Start Data excerpts
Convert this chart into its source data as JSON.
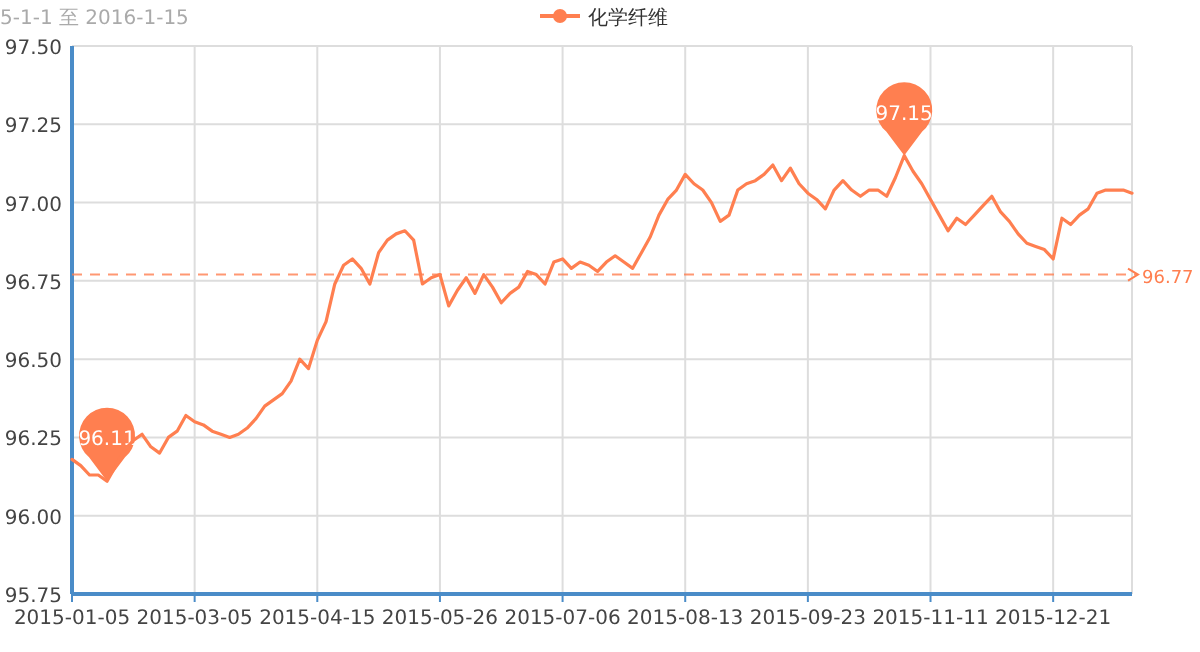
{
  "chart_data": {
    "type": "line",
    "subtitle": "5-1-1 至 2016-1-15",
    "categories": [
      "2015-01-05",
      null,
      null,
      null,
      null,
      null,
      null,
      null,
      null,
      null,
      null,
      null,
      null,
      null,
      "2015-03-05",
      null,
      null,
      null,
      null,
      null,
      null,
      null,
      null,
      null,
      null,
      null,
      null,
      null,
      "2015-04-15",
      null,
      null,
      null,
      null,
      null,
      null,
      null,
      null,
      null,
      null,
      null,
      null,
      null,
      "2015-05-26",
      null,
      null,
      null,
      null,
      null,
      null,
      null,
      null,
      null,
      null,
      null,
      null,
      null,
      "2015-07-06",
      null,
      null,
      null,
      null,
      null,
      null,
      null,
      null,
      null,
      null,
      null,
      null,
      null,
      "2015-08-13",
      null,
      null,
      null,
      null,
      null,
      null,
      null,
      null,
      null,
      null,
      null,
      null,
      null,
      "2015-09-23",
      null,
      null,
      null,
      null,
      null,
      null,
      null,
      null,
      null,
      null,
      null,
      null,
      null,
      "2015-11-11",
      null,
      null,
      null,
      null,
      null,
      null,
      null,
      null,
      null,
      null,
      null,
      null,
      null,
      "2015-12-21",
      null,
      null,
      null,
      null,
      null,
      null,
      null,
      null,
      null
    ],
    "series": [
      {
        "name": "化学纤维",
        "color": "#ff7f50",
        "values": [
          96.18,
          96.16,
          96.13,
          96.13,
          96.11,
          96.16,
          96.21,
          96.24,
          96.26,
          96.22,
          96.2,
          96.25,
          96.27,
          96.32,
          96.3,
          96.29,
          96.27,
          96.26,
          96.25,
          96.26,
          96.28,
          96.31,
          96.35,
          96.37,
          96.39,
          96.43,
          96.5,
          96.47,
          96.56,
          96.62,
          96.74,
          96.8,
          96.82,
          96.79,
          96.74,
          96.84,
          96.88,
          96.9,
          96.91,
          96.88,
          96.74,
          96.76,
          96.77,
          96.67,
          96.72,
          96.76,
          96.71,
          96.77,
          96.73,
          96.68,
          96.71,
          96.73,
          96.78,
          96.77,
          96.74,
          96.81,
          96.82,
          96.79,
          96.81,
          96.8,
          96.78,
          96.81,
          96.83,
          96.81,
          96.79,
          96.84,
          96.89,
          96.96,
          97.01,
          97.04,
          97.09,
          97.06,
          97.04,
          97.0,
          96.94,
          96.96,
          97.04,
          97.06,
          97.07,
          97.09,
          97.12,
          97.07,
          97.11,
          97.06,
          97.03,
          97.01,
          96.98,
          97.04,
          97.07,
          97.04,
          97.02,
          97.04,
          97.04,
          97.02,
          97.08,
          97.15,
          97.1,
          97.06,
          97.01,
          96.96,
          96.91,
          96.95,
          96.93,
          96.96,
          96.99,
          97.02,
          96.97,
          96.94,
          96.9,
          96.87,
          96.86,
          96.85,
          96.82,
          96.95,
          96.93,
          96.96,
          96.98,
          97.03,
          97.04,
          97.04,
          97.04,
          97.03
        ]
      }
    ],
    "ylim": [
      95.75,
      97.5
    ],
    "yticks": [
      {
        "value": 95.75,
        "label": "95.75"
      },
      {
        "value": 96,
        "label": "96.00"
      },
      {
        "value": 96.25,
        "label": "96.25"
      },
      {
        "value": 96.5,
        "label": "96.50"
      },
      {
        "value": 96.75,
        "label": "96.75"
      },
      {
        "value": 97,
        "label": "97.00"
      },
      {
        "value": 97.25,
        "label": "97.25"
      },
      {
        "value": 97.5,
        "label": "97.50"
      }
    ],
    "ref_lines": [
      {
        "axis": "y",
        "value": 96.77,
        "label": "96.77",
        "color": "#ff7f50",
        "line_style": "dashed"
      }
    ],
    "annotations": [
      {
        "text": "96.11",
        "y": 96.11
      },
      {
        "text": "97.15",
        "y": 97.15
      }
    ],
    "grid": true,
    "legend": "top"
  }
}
End Data excerpts
Start Data excerpts
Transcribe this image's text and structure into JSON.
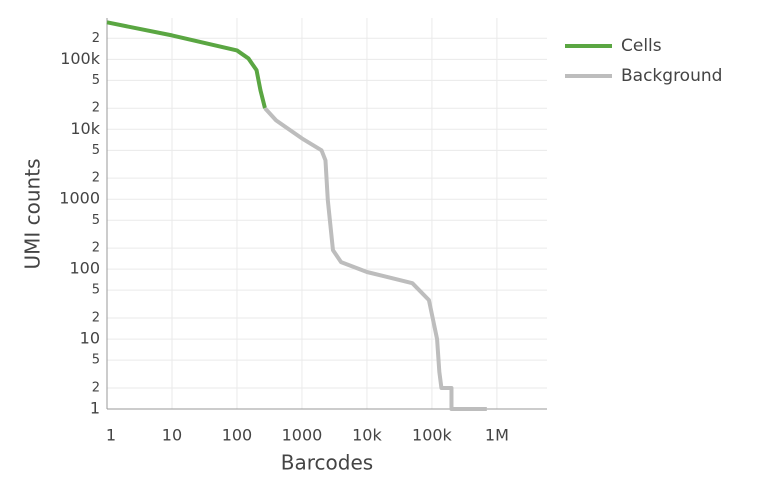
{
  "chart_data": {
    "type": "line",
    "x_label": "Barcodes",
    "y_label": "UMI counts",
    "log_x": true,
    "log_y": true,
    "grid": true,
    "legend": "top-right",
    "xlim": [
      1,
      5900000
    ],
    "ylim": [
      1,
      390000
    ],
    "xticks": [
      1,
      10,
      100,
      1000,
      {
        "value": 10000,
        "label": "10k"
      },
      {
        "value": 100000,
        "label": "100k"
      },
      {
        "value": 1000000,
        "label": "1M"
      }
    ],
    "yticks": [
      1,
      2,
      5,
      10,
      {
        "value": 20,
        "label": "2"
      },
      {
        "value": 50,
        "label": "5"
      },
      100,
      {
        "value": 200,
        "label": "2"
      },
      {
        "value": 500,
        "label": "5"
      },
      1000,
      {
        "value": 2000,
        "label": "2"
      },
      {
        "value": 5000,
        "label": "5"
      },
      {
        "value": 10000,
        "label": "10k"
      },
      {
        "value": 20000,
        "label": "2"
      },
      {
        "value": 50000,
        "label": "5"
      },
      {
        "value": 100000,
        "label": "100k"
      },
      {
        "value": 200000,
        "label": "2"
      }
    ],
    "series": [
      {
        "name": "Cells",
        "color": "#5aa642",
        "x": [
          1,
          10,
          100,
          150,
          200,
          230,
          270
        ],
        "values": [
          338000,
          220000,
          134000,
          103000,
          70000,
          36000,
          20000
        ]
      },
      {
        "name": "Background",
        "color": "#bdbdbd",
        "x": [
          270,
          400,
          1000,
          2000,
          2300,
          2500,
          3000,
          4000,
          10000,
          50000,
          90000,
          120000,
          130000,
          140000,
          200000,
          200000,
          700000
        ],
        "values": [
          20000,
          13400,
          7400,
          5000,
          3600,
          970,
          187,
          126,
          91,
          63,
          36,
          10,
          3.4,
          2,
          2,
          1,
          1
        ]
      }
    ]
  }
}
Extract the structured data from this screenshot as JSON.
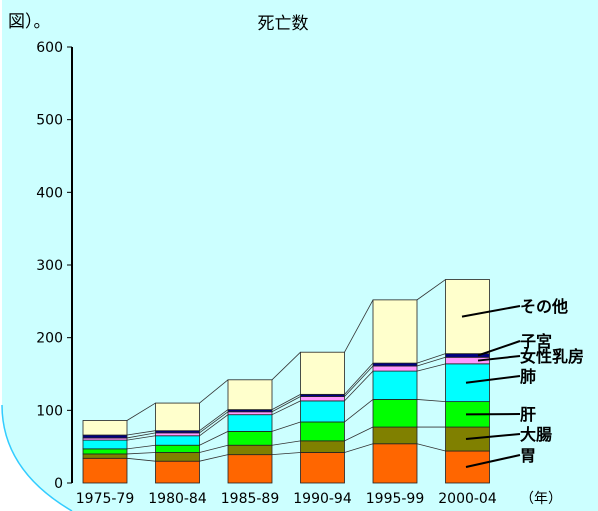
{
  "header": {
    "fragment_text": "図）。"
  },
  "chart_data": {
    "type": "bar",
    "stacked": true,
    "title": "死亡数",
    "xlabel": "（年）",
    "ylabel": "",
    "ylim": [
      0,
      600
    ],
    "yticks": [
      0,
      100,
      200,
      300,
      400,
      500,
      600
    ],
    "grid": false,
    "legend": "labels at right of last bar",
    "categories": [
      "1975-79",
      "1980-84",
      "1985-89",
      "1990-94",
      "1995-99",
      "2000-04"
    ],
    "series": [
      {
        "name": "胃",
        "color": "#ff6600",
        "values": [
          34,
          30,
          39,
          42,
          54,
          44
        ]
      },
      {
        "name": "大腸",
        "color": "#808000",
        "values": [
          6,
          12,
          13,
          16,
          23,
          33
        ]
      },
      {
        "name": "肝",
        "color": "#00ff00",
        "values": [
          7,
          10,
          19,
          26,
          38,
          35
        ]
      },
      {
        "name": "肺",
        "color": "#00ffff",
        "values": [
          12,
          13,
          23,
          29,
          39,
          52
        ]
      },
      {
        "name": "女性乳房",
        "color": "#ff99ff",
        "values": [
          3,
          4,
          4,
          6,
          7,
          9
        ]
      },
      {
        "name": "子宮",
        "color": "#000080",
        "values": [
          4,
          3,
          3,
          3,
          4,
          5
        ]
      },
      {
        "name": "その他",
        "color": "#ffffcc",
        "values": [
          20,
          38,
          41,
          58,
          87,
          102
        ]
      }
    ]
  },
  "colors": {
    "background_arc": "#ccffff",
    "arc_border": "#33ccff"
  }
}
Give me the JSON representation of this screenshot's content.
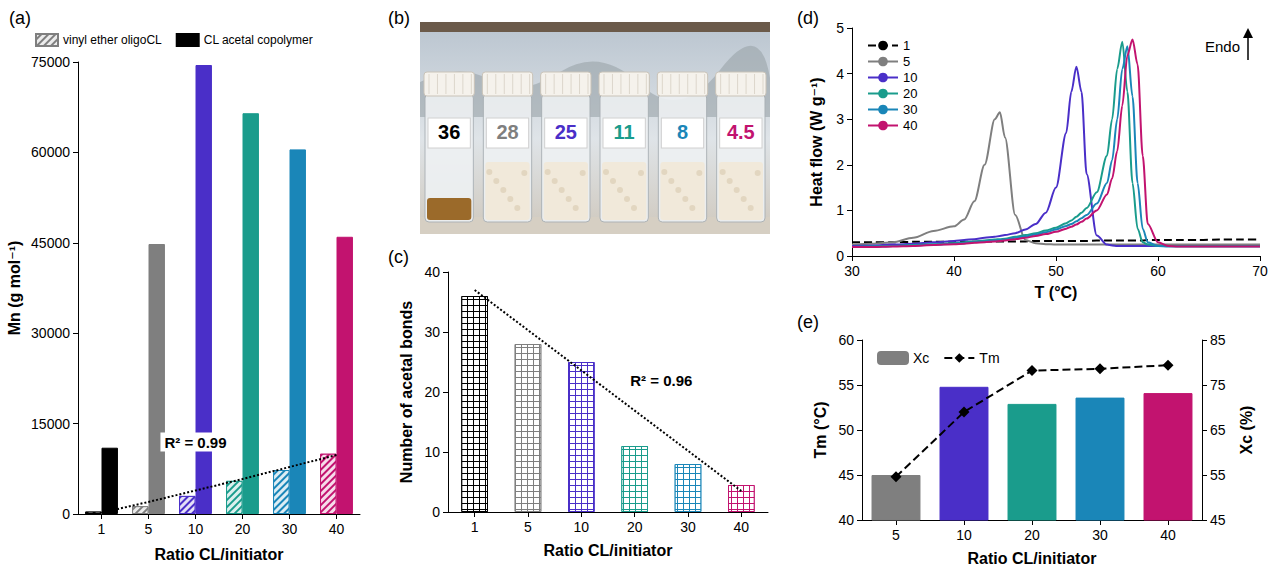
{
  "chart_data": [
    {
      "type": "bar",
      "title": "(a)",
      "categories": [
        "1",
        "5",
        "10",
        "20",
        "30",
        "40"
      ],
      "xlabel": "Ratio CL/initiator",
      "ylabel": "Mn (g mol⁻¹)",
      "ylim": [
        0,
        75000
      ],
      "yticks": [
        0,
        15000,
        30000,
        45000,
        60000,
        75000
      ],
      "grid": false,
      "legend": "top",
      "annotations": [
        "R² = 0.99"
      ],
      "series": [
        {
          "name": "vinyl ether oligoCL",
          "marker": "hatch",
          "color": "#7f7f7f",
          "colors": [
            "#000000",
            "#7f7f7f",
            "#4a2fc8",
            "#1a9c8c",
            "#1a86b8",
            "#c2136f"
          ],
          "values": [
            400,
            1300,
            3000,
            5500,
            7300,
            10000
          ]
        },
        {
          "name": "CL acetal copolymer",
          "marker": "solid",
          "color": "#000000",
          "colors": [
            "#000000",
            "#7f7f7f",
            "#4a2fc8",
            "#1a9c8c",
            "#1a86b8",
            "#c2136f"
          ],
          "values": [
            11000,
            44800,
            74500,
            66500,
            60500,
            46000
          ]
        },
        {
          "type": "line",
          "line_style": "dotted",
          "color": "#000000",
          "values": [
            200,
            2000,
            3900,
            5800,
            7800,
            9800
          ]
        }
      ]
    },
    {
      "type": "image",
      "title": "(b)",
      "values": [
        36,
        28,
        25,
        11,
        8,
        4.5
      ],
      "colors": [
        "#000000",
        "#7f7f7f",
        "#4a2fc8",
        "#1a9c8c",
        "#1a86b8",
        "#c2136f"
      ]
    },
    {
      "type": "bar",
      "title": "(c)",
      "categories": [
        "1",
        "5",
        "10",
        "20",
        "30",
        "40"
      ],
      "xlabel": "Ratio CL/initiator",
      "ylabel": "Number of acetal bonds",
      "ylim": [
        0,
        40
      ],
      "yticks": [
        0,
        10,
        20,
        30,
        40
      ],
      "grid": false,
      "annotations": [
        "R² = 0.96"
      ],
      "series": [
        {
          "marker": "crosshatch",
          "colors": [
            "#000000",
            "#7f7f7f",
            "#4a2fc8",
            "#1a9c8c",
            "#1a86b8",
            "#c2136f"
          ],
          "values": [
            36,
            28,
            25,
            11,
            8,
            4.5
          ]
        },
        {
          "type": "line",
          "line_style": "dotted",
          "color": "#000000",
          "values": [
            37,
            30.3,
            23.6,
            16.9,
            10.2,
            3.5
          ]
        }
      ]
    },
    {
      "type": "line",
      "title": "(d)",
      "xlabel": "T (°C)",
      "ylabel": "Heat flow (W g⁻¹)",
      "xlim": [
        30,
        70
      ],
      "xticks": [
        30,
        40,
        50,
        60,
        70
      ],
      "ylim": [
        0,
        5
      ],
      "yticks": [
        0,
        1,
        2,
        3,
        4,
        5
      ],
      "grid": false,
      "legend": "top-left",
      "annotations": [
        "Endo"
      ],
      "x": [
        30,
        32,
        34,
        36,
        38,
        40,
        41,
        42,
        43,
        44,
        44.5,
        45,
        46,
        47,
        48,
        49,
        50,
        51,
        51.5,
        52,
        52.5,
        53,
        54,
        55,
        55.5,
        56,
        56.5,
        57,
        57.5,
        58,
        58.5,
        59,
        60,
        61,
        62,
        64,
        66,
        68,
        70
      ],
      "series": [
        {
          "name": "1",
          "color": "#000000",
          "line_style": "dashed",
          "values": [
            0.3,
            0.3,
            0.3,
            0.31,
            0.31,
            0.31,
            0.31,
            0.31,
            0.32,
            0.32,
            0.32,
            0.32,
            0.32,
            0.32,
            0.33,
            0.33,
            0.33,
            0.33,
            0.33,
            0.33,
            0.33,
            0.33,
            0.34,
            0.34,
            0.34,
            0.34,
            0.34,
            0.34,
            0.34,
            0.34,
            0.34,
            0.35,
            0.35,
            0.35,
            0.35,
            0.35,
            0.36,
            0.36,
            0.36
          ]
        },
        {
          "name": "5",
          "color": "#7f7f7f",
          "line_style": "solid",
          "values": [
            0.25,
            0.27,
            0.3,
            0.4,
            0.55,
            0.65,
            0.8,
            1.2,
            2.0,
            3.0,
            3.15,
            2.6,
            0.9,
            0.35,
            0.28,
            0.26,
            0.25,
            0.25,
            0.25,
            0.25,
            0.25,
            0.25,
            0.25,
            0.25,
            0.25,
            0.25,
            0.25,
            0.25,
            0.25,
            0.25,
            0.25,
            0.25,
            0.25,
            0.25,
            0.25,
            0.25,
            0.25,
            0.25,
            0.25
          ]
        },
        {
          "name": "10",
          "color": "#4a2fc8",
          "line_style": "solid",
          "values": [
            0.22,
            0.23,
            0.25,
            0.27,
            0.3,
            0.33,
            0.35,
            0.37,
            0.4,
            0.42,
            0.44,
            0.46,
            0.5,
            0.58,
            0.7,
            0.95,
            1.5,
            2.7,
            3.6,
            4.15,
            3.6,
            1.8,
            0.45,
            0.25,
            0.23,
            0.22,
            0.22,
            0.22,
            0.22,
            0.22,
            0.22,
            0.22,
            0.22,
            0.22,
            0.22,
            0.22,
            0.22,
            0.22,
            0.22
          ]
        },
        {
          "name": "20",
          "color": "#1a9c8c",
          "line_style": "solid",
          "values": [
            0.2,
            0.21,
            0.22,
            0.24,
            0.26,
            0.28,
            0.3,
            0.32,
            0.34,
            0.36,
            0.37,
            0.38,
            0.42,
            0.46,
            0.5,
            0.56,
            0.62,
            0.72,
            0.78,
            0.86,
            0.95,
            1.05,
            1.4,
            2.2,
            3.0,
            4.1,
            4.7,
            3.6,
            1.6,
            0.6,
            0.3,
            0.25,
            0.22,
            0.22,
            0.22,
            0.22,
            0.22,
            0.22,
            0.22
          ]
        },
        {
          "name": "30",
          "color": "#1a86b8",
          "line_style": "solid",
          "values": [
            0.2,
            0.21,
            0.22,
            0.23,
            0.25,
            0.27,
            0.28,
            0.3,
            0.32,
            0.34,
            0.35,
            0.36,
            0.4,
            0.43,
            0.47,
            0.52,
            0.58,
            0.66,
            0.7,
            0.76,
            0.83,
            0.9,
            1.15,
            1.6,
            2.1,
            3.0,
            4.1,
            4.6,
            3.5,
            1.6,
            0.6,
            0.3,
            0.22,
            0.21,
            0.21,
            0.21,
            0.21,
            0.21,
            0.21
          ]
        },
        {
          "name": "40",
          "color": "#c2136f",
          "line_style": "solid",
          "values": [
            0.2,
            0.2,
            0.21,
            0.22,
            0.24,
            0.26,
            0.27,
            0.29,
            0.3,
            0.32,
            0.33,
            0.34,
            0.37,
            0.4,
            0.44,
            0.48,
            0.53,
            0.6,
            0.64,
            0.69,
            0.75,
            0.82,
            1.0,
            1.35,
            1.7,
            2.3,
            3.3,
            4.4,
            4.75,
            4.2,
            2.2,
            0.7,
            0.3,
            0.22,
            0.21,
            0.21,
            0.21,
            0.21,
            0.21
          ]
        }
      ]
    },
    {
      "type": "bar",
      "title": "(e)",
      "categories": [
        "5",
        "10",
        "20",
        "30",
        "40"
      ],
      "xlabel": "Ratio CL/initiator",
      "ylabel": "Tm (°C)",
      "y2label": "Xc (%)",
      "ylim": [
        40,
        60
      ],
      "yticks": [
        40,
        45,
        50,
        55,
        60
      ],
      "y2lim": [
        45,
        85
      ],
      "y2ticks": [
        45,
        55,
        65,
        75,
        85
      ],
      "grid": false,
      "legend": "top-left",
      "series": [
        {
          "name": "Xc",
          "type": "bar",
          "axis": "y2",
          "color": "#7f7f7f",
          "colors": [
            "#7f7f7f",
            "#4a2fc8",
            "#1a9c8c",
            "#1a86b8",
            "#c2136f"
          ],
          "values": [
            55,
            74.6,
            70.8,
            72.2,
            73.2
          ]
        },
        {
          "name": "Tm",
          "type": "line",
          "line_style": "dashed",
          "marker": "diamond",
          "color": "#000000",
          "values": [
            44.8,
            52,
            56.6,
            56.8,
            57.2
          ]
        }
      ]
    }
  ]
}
End Data excerpts
Start Data excerpts
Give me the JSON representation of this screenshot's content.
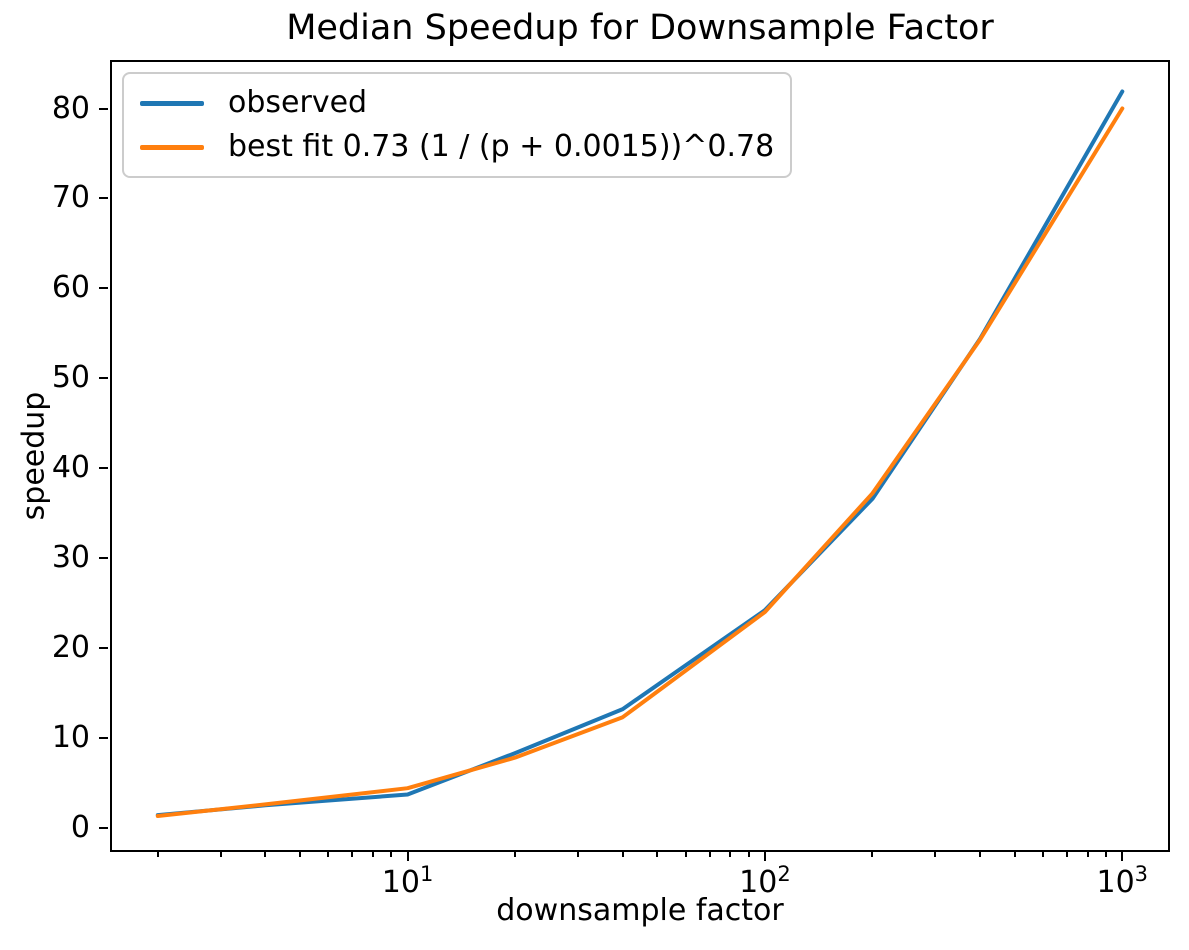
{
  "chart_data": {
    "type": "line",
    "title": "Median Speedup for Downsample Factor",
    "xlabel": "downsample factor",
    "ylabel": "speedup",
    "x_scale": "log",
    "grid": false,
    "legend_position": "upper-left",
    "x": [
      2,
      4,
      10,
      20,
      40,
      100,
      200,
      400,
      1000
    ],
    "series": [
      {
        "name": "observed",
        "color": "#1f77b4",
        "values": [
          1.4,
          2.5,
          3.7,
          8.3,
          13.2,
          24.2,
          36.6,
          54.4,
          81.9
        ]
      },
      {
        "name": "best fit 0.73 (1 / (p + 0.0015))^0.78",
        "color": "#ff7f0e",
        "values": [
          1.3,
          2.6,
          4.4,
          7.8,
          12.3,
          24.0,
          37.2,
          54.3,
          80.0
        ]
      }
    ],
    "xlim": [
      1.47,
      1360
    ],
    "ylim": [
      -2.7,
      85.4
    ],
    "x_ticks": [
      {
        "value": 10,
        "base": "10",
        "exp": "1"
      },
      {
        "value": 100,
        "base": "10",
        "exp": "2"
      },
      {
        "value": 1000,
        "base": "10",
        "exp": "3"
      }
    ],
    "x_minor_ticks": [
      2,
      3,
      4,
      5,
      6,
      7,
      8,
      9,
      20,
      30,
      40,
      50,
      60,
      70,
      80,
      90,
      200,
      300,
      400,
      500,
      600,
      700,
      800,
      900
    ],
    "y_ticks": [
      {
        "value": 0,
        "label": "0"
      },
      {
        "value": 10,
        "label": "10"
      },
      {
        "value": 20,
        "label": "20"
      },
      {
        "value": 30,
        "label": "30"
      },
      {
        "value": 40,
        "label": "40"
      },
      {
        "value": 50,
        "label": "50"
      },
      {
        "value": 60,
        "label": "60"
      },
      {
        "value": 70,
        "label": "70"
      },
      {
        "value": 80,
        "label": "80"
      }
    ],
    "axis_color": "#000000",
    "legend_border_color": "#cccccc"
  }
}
End Data excerpts
--- What is asked ---
Say how many lines of the data hold the string "right". Reply with the number alone.

--- Solution to this exercise ---
2